> _Records from a data collection_
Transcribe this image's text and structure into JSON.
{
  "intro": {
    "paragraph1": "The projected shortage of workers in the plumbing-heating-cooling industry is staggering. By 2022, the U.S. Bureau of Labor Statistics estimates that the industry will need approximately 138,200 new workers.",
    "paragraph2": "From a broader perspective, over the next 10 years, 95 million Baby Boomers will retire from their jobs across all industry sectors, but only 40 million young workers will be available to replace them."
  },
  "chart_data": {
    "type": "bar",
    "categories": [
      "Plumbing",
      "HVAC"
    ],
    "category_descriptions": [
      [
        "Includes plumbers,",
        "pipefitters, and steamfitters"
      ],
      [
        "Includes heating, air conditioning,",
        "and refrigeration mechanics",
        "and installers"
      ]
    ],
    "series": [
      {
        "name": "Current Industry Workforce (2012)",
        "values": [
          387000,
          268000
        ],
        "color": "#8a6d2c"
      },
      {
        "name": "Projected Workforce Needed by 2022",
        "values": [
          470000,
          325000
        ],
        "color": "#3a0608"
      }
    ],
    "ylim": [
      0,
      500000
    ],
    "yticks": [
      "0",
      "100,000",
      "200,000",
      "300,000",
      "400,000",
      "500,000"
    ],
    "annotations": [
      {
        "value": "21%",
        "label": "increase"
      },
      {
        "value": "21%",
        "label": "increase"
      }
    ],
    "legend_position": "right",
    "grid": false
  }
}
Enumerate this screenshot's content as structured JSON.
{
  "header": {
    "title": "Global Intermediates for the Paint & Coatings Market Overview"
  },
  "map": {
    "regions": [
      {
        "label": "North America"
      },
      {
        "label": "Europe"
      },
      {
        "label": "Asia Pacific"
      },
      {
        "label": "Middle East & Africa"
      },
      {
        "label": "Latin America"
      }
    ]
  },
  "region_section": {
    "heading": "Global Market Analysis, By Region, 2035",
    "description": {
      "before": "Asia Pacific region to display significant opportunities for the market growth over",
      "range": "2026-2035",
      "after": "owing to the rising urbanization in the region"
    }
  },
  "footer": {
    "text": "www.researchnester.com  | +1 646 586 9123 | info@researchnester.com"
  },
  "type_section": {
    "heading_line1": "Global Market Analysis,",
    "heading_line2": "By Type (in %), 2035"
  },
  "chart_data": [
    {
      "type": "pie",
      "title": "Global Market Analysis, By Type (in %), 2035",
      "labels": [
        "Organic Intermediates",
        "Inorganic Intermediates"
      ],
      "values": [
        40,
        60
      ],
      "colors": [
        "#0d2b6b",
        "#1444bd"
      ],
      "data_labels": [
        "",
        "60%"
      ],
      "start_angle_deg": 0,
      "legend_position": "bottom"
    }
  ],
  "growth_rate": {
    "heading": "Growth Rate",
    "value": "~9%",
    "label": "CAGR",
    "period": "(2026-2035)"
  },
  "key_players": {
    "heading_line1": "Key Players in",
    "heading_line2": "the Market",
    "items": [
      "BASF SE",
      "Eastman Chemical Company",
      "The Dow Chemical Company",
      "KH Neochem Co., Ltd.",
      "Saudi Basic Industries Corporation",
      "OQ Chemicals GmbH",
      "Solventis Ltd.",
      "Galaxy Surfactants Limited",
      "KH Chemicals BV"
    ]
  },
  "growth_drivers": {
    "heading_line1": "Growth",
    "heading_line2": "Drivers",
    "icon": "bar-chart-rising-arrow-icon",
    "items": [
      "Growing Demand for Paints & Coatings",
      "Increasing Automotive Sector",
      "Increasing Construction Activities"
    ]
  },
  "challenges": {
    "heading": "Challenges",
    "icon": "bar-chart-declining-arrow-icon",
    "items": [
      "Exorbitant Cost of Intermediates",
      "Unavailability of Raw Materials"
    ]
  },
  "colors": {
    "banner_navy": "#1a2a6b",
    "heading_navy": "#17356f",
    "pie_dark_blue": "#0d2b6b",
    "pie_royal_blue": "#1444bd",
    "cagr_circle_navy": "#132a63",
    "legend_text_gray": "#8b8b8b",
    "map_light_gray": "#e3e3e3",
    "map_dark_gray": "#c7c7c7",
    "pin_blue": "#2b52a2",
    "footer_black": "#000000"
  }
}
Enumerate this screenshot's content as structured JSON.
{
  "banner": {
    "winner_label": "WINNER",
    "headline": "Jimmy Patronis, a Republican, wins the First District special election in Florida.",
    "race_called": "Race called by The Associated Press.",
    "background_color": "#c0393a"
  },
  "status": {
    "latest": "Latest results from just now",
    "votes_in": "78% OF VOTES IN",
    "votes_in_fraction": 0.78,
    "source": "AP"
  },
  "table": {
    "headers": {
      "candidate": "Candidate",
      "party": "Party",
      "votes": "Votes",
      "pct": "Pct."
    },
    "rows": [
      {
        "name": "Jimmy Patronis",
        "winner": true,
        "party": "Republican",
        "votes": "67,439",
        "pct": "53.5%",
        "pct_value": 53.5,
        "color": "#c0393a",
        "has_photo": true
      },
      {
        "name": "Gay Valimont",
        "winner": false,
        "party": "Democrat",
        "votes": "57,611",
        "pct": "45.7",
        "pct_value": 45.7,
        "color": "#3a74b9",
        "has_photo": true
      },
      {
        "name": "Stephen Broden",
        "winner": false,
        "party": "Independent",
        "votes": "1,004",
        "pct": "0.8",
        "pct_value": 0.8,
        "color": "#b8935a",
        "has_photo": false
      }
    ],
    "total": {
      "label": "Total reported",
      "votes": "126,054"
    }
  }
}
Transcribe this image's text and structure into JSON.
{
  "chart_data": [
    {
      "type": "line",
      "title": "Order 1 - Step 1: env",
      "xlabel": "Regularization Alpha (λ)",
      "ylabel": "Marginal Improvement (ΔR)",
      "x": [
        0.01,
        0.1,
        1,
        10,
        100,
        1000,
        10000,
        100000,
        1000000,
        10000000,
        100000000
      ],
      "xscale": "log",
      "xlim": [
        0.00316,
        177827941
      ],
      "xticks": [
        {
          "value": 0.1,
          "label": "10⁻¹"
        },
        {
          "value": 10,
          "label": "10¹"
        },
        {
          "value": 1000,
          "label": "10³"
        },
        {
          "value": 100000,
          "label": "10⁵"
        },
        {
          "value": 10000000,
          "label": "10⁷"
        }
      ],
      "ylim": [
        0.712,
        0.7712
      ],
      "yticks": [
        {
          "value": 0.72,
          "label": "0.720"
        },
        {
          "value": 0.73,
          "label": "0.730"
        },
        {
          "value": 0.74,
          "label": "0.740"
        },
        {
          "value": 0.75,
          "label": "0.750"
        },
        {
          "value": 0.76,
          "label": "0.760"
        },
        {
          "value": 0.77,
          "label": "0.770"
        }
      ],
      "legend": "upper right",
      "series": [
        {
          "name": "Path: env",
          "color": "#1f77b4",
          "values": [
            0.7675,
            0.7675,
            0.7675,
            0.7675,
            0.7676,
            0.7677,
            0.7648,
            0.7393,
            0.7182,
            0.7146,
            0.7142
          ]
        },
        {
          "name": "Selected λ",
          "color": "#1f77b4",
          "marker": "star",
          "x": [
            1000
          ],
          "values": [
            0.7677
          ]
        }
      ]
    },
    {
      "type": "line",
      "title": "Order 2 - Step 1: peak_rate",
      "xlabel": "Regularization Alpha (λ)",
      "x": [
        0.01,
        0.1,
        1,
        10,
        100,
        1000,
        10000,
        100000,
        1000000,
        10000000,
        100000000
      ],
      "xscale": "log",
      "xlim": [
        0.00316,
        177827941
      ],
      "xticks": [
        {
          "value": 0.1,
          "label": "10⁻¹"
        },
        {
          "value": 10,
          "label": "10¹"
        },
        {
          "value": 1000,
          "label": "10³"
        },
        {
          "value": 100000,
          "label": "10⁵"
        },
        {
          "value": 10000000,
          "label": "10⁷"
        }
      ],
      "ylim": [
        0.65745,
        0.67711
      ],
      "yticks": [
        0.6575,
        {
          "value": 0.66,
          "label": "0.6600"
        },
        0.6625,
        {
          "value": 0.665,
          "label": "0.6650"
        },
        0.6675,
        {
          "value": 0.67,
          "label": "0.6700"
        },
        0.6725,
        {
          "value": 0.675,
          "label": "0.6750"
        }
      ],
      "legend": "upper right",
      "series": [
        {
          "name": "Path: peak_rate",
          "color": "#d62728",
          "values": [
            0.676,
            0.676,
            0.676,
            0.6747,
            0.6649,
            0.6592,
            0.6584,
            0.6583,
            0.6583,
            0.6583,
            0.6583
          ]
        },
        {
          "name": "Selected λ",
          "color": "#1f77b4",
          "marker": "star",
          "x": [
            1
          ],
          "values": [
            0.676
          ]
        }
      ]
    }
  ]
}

> _PROBLEM TO WORK ON_
Whichever lines contain the string "Republican", select and copy them.

> _TASK SOLUTION_
    "headline": "Jimmy Patronis, a Republican, wins the First District special election in Florida.",
        "party": "Republican",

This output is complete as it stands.